● WHAT IS ASKED
Write every record out again exactly as given.

====

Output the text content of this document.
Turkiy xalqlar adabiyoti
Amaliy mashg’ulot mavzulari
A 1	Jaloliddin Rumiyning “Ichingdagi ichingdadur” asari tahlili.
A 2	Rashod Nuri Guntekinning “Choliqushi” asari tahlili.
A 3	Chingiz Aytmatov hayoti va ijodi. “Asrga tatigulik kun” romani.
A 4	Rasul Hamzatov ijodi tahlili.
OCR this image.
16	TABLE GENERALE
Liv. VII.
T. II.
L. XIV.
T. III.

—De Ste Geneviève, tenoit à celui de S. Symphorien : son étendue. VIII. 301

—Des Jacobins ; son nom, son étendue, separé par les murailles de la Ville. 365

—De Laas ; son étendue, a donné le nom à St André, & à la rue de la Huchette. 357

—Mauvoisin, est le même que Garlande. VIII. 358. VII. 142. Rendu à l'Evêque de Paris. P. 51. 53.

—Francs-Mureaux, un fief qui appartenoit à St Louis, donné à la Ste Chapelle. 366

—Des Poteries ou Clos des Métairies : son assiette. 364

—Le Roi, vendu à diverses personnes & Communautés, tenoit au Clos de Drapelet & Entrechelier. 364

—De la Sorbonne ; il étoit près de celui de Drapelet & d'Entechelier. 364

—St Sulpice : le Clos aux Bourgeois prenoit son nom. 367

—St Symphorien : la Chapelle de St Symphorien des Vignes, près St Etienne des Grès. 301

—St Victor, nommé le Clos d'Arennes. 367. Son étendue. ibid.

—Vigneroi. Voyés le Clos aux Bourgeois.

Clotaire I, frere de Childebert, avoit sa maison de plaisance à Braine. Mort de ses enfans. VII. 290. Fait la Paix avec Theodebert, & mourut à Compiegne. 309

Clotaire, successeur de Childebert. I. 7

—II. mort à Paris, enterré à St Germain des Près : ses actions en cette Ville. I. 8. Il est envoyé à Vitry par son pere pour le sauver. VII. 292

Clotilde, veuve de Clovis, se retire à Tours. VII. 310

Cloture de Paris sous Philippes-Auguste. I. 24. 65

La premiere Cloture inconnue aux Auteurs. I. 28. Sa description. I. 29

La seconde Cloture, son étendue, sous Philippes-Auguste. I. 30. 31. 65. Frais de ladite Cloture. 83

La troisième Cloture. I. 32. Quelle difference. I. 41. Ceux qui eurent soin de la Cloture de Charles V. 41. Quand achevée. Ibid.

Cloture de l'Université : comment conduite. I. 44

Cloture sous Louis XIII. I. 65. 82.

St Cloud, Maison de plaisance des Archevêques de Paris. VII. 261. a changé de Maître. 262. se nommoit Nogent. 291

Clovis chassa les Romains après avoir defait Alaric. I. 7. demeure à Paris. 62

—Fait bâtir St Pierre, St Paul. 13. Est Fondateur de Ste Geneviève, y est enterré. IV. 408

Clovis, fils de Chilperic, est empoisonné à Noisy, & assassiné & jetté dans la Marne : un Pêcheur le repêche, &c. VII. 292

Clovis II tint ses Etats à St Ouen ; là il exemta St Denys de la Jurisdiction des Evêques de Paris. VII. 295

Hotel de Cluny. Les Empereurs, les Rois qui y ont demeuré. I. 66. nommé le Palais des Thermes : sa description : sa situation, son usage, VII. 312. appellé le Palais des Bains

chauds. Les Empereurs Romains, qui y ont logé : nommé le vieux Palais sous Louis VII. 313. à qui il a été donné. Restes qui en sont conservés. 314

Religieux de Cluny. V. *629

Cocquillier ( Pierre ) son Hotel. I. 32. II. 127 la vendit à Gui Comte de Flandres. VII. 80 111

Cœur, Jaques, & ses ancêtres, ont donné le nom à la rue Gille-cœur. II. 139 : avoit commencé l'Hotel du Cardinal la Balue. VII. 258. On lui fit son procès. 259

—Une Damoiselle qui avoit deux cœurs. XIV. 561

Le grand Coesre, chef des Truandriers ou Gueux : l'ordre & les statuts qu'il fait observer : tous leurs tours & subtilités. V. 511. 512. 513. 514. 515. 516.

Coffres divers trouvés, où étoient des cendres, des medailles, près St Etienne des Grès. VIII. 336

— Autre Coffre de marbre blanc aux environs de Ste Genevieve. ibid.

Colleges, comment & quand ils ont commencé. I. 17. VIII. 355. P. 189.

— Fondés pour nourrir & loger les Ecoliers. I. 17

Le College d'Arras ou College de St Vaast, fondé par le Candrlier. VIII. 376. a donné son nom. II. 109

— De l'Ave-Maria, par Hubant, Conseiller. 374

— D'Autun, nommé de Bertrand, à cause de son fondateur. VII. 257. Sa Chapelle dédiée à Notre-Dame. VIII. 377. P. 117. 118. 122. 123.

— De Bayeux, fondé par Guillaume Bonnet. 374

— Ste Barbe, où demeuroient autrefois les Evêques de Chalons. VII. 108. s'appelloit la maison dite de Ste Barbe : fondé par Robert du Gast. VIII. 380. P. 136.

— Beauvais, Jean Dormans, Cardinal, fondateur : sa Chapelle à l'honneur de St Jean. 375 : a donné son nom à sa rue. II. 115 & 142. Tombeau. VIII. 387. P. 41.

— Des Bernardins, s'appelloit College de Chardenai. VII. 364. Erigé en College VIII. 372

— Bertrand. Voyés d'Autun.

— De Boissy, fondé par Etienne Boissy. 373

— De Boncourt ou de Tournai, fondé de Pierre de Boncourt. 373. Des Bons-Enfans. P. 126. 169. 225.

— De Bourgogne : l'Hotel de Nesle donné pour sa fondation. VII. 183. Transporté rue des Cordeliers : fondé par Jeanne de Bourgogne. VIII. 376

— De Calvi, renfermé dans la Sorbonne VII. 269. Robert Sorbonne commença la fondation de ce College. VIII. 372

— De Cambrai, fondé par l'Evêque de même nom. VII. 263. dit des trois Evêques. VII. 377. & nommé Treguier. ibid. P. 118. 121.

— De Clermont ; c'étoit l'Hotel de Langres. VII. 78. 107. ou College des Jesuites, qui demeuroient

====

● ANSWER BELOW
Output the text content of this document.
Turkiy xalqlar adabiyoti
Amaliy mashg’ulot mavzulari
A 1	Jaloliddin Rumiyning “Ichingdagi ichingdadur” asari tahlili.
A 2	Rashod Nuri Guntekinning “Choliqushi” asari tahlili.
A 3	Chingiz Aytmatov hayoti va ijodi. “Asrga tatigulik kun” romani.
A 4	Rasul Hamzatov ijodi tahlili.
OCR this image.
16	TABLE GENERALE
Liv. VII.
T. II.
L. XIV.
T. III.

—De Ste Geneviève, tenoit à celui de S. Symphorien : son étendue. VIII. 301

—Des Jacobins ; son nom, son étendue, separé par les murailles de la Ville. 365

—De Laas ; son étendue, a donné le nom à St André, & à la rue de la Huchette. 357

—Mauvoisin, est le même que Garlande. VIII. 358. VII. 142. Rendu à l'Evêque de Paris. P. 51. 53.

—Francs-Mureaux, un fief qui appartenoit à St Louis, donné à la Ste Chapelle. 366

—Des Poteries ou Clos des Métairies : son assiette. 364

—Le Roi, vendu à diverses personnes & Communautés, tenoit au Clos de Drapelet & Entrechelier. 364

—De la Sorbonne ; il étoit près de celui de Drapelet & d'Entechelier. 364

—St Sulpice : le Clos aux Bourgeois prenoit son nom. 367

—St Symphorien : la Chapelle de St Symphorien des Vignes, près St Etienne des Grès. 301

—St Victor, nommé le Clos d'Arennes. 367. Son étendue. ibid.

—Vigneroi. Voyés le Clos aux Bourgeois.

Clotaire I, frere de Childebert, avoit sa maison de plaisance à Braine. Mort de ses enfans. VII. 290. Fait la Paix avec Theodebert, & mourut à Compiegne. 309

Clotaire, successeur de Childebert. I. 7

—II. mort à Paris, enterré à St Germain des Près : ses actions en cette Ville. I. 8. Il est envoyé à Vitry par son pere pour le sauver. VII. 292

Clotilde, veuve de Clovis, se retire à Tours. VII. 310

Cloture de Paris sous Philippes-Auguste. I. 24. 65

La premiere Cloture inconnue aux Auteurs. I. 28. Sa description. I. 29

La seconde Cloture, son étendue, sous Philippes-Auguste. I. 30. 31. 65. Frais de ladite Cloture. 83

La troisième Cloture. I. 32. Quelle difference. I. 41. Ceux qui eurent soin de la Cloture de Charles V. 41. Quand achevée. Ibid.

Cloture de l'Université : comment conduite. I. 44

Cloture sous Louis XIII. I. 65. 82.

St Cloud, Maison de plaisance des Archevêques de Paris. VII. 261. a changé de Maître. 262. se nommoit Nogent. 291

Clovis chassa les Romains après avoir defait Alaric. I. 7. demeure à Paris. 62

—Fait bâtir St Pierre, St Paul. 13. Est Fondateur de Ste Geneviève, y est enterré. IV. 408

Clovis, fils de Chilperic, est empoisonné à Noisy, & assassiné & jetté dans la Marne : un Pêcheur le repêche, &c. VII. 292

Clovis II tint ses Etats à St Ouen ; là il exemta St Denys de la Jurisdiction des Evêques de Paris. VII. 295

Hotel de Cluny. Les Empereurs, les Rois qui y ont demeuré. I. 66. nommé le Palais des Thermes : sa description : sa situation, son usage, VII. 312. appellé le Palais des Bains

chauds. Les Empereurs Romains, qui y ont logé : nommé le vieux Palais sous Louis VII. 313. à qui il a été donné. Restes qui en sont conservés. 314

Religieux de Cluny. V. *629

Cocquillier ( Pierre ) son Hotel. I. 32. II. 127 la vendit à Gui Comte de Flandres. VII. 80 111

Cœur, Jaques, & ses ancêtres, ont donné le nom à la rue Gille-cœur. II. 139 : avoit commencé l'Hotel du Cardinal la Balue. VII. 258. On lui fit son procès. 259

—Une Damoiselle qui avoit deux cœurs. XIV. 561

Le grand Coesre, chef des Truandriers ou Gueux : l'ordre & les statuts qu'il fait observer : tous leurs tours & subtilités. V. 511. 512. 513. 514. 515. 516.

Coffres divers trouvés, où étoient des cendres, des medailles, près St Etienne des Grès. VIII. 336

— Autre Coffre de marbre blanc aux environs de Ste Genevieve. ibid.

Colleges, comment & quand ils ont commencé. I. 17. VIII. 355. P. 189.

— Fondés pour nourrir & loger les Ecoliers. I. 17

Le College d'Arras ou College de St Vaast, fondé par le Candrlier. VIII. 376. a donné son nom. II. 109

— De l'Ave-Maria, par Hubant, Conseiller. 374

— D'Autun, nommé de Bertrand, à cause de son fondateur. VII. 257. Sa Chapelle dédiée à Notre-Dame. VIII. 377. P. 117. 118. 122. 123.

— De Bayeux, fondé par Guillaume Bonnet. 374

— Ste Barbe, où demeuroient autrefois les Evêques de Chalons. VII. 108. s'appelloit la maison dite de Ste Barbe : fondé par Robert du Gast. VIII. 380. P. 136.

— Beauvais, Jean Dormans, Cardinal, fondateur : sa Chapelle à l'honneur de St Jean. 375 : a donné son nom à sa rue. II. 115 & 142. Tombeau. VIII. 387. P. 41.

— Des Bernardins, s'appelloit College de Chardenai. VII. 364. Erigé en College VIII. 372

— Bertrand. Voyés d'Autun.

— De Boissy, fondé par Etienne Boissy. 373

— De Boncourt ou de Tournai, fondé de Pierre de Boncourt. 373. Des Bons-Enfans. P. 126. 169. 225.

— De Bourgogne : l'Hotel de Nesle donné pour sa fondation. VII. 183. Transporté rue des Cordeliers : fondé par Jeanne de Bourgogne. VIII. 376

— De Calvi, renfermé dans la Sorbonne VII. 269. Robert Sorbonne commença la fondation de ce College. VIII. 372

— De Cambrai, fondé par l'Evêque de même nom. VII. 263. dit des trois Evêques. VII. 377. & nommé Treguier. ibid. P. 118. 121.

— De Clermont ; c'étoit l'Hotel de Langres. VII. 78. 107. ou College des Jesuites, qui demeuroient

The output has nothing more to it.